Entries with figure data =>
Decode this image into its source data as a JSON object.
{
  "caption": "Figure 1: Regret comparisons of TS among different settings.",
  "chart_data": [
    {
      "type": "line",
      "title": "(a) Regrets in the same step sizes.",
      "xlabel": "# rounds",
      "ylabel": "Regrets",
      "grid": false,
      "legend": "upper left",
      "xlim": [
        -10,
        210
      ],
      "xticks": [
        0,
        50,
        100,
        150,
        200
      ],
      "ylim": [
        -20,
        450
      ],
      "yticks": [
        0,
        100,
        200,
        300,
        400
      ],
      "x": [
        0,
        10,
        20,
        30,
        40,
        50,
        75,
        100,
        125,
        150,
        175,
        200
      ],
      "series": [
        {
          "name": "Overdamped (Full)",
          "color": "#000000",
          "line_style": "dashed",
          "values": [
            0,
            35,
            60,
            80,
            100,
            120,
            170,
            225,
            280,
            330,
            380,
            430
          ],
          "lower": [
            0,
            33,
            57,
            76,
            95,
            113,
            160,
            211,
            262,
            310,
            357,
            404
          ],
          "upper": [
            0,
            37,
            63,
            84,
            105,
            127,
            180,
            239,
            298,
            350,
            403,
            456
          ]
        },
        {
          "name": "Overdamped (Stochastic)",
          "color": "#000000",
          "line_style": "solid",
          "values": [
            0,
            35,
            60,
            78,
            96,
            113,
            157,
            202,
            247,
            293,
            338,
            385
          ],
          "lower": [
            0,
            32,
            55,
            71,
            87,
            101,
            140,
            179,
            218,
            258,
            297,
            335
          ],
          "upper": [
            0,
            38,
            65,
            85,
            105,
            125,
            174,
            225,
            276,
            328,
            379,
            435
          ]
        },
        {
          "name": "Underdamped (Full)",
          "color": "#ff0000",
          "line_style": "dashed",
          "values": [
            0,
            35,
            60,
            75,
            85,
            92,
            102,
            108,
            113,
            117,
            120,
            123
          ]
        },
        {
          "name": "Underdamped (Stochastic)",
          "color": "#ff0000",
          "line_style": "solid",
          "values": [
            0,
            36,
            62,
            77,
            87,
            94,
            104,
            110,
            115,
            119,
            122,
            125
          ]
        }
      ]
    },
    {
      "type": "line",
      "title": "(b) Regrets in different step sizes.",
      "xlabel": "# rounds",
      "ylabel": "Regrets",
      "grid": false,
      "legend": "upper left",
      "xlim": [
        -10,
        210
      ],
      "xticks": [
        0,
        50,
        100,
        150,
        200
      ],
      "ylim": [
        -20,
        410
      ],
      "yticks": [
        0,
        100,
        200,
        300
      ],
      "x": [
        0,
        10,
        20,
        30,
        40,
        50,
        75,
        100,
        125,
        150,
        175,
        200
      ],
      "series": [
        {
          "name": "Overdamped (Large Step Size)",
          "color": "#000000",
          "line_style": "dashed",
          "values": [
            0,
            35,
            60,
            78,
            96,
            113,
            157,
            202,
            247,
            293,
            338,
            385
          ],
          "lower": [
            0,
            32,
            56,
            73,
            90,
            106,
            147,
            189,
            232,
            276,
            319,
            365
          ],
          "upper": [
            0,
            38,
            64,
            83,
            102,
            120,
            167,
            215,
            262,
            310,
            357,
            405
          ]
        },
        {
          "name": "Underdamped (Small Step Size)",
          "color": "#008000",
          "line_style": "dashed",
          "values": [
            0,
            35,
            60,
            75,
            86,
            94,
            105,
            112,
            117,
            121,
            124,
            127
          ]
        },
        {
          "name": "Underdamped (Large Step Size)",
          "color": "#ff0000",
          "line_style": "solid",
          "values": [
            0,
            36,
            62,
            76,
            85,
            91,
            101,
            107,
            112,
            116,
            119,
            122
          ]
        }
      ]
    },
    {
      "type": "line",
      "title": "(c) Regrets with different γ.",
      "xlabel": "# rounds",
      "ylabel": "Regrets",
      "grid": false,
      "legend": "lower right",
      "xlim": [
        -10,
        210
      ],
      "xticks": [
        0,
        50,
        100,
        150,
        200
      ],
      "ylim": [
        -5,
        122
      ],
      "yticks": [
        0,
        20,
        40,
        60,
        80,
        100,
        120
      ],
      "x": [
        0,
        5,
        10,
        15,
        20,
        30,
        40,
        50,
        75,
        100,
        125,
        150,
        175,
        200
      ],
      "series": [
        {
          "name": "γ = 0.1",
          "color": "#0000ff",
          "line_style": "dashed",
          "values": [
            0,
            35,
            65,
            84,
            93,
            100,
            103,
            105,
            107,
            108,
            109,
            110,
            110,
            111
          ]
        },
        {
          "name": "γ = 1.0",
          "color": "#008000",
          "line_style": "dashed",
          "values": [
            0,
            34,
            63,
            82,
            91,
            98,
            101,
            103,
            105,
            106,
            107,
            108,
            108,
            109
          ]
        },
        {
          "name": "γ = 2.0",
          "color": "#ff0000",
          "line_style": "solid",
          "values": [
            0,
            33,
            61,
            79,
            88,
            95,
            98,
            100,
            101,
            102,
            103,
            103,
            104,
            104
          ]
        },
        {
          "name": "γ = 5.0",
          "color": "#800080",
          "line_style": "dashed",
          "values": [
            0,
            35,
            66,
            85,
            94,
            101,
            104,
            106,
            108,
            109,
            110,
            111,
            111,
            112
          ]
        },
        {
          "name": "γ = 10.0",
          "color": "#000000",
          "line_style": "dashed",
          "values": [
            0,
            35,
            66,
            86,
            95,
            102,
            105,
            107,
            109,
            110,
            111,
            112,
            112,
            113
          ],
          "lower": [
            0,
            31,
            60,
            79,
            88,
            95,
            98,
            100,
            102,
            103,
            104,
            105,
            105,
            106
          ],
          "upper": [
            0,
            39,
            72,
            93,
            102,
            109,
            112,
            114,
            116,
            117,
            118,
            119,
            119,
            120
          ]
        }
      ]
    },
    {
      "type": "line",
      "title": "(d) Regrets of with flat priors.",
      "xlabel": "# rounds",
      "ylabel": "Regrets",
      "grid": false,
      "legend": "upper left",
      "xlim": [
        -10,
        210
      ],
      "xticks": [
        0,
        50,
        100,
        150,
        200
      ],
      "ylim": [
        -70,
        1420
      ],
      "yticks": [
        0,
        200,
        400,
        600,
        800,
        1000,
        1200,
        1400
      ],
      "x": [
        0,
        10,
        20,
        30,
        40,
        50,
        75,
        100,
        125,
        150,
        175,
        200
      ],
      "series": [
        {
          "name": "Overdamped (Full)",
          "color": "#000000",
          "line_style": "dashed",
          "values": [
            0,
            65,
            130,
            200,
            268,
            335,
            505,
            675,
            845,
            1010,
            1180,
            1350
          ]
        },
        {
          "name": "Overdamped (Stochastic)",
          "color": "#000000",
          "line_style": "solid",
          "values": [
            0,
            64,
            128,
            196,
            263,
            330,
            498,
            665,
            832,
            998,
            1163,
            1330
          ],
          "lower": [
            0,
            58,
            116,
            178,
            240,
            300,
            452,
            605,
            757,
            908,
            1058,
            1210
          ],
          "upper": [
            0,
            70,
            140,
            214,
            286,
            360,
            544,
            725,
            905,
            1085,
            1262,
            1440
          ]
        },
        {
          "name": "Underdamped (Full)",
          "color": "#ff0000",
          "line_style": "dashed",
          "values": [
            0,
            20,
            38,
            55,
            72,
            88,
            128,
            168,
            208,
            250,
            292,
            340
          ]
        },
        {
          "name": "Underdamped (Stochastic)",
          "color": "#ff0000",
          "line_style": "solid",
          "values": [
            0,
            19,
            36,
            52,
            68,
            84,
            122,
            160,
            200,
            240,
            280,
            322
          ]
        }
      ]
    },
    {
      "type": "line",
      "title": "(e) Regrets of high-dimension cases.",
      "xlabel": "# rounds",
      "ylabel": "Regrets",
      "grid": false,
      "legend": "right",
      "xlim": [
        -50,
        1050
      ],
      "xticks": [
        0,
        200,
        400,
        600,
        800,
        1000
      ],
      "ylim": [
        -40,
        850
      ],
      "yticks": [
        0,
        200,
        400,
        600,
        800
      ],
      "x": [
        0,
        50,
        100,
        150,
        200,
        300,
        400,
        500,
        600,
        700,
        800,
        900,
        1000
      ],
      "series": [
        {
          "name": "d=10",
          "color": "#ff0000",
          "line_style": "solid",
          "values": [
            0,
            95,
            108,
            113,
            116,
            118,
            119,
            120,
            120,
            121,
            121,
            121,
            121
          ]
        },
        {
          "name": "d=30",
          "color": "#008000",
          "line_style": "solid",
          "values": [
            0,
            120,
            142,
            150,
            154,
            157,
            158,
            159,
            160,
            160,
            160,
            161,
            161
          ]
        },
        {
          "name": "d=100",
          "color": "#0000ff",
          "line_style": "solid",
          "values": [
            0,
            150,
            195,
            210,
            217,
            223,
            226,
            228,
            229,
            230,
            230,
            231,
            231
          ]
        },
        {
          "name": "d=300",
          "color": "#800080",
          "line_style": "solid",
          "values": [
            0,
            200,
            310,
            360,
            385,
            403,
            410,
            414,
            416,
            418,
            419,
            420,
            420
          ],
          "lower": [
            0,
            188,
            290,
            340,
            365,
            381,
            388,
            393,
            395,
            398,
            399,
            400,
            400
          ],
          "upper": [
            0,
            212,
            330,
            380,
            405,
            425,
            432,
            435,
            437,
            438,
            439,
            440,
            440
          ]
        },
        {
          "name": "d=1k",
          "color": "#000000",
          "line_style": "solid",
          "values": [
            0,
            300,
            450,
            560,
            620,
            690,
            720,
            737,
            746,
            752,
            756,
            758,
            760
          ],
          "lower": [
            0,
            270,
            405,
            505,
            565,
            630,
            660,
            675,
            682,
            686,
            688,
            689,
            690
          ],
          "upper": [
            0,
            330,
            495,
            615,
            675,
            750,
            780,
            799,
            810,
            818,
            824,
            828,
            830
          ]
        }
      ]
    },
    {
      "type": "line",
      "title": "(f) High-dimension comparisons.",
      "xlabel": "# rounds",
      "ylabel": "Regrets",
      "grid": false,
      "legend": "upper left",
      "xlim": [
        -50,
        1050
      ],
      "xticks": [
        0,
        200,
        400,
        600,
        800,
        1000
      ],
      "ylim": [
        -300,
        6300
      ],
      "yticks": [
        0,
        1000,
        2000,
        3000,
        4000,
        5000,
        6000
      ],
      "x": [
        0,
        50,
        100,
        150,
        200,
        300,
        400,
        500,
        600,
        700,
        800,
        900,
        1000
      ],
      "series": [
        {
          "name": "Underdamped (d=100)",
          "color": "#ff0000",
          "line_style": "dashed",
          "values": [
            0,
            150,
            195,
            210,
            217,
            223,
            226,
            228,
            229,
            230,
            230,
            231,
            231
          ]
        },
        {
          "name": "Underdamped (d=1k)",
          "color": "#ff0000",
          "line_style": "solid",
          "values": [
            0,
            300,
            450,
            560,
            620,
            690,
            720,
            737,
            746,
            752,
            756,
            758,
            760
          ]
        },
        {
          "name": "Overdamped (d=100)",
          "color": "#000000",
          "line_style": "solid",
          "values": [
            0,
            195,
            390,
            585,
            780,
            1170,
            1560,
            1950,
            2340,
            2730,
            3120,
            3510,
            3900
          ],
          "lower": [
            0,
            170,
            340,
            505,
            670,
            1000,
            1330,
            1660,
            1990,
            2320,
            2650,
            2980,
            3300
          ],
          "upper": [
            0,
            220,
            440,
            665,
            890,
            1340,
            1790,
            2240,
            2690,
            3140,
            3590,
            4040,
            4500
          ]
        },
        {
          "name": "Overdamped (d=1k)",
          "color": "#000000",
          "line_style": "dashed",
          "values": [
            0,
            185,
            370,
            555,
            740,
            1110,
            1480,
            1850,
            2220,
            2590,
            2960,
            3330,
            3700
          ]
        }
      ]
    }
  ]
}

EXERCISE PROMPT => Using the records given above, list every line that includes the word "dimension".

ANSWER BELOW =>
      "title": "(e) Regrets of high-dimension cases.",
      "title": "(f) High-dimension comparisons.",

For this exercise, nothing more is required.